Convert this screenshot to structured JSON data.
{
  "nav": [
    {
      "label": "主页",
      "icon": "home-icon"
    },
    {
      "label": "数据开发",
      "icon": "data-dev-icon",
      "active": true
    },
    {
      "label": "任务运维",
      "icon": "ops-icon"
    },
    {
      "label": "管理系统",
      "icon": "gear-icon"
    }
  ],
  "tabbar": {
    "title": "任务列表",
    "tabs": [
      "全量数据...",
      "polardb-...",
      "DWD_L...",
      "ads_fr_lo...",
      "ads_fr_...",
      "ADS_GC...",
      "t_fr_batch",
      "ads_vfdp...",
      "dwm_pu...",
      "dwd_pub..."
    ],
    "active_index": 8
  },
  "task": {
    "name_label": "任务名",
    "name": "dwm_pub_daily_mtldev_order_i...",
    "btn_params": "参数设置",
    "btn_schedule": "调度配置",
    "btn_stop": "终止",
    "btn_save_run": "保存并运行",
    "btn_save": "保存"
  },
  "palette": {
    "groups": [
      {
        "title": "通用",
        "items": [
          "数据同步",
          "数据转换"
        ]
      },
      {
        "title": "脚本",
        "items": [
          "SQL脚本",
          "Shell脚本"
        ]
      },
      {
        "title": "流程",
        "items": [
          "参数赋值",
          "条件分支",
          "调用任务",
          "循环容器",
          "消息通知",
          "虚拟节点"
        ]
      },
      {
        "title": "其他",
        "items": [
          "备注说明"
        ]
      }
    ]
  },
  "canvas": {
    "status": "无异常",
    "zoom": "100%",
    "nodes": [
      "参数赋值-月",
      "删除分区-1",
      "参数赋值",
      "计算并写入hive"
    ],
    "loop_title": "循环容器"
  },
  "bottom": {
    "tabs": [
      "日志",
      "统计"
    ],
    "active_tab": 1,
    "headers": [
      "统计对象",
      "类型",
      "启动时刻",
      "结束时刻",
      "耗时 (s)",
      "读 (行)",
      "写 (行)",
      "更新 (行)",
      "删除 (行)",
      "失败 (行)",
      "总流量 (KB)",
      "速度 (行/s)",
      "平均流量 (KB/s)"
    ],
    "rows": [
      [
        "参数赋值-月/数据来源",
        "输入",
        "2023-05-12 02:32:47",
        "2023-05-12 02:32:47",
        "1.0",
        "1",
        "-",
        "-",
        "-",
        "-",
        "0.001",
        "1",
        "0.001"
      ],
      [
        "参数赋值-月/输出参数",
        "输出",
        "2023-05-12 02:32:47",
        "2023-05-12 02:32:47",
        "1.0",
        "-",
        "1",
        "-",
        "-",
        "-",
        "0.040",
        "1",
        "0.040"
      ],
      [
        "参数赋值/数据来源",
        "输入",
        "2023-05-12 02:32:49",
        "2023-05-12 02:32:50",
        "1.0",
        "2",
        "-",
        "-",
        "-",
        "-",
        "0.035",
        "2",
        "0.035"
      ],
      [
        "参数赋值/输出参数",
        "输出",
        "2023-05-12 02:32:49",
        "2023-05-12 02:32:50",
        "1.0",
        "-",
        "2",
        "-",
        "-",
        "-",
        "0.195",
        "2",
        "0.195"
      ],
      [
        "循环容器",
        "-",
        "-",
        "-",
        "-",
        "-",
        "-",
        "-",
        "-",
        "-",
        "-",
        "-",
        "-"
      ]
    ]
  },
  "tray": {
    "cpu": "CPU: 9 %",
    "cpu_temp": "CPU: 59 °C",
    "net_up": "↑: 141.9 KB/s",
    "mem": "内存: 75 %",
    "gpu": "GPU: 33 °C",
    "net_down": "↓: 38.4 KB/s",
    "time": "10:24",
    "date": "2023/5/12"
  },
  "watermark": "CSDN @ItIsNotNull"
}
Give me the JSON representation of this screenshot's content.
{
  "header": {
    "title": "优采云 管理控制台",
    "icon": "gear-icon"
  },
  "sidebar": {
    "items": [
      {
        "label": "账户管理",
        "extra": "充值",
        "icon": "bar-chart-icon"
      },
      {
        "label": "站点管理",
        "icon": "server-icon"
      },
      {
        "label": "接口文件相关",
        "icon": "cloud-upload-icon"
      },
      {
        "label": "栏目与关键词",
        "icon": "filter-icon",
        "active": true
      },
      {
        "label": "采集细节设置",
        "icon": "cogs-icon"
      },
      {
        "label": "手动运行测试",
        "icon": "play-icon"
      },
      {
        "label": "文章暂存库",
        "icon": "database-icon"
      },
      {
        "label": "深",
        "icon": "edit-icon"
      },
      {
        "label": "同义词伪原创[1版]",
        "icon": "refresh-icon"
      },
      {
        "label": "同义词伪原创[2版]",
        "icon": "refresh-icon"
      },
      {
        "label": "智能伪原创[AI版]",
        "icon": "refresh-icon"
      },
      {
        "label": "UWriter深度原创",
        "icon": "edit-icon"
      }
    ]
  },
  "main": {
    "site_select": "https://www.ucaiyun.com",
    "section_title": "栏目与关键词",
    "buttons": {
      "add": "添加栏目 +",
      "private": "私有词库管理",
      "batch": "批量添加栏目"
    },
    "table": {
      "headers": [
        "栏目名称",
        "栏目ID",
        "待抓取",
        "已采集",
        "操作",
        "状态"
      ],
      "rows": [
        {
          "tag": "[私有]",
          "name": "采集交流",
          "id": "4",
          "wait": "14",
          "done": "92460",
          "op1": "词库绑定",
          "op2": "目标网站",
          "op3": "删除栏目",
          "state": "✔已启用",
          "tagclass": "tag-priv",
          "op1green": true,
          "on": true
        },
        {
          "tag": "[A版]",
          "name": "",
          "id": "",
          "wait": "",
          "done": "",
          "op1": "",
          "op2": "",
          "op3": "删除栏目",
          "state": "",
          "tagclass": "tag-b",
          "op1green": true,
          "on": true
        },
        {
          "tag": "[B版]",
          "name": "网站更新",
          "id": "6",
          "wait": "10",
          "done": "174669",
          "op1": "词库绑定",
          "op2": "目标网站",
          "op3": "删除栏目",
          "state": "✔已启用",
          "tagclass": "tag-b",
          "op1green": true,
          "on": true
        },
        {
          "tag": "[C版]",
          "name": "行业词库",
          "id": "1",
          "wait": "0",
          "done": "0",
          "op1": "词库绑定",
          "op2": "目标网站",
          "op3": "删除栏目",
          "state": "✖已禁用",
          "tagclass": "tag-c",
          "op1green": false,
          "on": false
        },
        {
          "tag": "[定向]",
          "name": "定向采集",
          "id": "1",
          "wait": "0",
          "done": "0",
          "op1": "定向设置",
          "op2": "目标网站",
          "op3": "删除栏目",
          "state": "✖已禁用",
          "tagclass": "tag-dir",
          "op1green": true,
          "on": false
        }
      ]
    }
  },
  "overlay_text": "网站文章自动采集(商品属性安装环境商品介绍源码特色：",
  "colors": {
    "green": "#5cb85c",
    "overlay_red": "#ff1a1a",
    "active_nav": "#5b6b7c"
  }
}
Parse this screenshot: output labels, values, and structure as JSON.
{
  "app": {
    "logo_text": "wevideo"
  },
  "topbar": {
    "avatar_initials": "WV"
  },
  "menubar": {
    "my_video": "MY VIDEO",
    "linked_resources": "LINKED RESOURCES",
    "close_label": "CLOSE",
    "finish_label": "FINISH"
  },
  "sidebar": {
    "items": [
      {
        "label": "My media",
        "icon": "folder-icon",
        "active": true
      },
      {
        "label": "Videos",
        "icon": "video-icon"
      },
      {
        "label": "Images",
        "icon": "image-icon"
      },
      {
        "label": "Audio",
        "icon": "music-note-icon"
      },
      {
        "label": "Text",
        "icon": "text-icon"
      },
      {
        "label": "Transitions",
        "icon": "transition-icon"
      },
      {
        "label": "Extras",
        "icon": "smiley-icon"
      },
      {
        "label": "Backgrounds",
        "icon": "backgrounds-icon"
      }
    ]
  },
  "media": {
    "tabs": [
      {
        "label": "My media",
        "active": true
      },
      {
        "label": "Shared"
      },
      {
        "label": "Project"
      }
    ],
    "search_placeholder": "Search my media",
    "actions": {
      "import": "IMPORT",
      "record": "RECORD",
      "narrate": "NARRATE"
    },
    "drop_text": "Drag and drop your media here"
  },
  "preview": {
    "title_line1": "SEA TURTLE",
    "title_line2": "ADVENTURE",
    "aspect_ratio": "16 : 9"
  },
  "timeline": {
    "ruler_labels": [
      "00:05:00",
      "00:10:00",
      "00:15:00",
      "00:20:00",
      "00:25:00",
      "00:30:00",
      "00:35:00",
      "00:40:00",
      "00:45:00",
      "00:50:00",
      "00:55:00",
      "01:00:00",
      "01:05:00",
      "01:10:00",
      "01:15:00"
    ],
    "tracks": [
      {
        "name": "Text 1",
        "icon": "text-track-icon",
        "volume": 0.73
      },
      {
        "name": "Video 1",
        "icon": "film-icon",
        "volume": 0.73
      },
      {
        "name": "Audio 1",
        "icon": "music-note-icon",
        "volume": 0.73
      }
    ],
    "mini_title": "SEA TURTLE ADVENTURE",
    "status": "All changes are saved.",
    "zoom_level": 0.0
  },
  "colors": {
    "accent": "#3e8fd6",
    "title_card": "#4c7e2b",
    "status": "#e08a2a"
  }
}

··········

__PROBLEM__.
Lines that include the word "status" are to be extracted from the data above.

__FINISHED ANSWER__.
    "status": "无异常",
    "status": "All changes are saved.",
    "status": "#e08a2a"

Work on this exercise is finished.